■ PROBLEM
Return the lines below that carry the word "icon".

--------------------------------

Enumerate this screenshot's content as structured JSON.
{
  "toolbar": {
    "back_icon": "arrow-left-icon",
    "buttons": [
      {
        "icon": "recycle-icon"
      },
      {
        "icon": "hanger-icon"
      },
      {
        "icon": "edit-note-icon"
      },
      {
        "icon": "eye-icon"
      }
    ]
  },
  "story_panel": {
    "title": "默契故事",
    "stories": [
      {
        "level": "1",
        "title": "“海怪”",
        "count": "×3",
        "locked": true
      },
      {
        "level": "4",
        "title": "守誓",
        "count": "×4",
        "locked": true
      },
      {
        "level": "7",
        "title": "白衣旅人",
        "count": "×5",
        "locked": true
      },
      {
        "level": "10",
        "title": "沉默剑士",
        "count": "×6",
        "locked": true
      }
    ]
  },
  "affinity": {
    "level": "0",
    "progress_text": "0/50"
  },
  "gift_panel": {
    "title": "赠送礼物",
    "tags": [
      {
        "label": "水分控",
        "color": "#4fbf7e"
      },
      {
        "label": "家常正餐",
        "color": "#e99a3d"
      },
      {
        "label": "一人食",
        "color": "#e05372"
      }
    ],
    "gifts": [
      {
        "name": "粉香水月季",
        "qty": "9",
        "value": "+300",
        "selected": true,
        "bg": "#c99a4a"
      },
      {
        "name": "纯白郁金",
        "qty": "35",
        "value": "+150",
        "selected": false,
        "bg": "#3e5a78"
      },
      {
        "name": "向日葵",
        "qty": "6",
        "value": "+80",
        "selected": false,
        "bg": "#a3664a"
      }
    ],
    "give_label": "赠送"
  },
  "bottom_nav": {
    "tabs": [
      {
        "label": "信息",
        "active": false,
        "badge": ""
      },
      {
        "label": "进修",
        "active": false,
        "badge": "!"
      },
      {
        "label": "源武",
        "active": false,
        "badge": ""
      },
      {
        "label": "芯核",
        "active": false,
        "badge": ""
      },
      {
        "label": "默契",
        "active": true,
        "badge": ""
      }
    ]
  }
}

--------------------------------

■ WRITTEN RESPONSE
    "back_icon": "arrow-left-icon",
        "icon": "recycle-icon"
        "icon": "hanger-icon"
        "icon": "edit-note-icon"
        "icon": "eye-icon"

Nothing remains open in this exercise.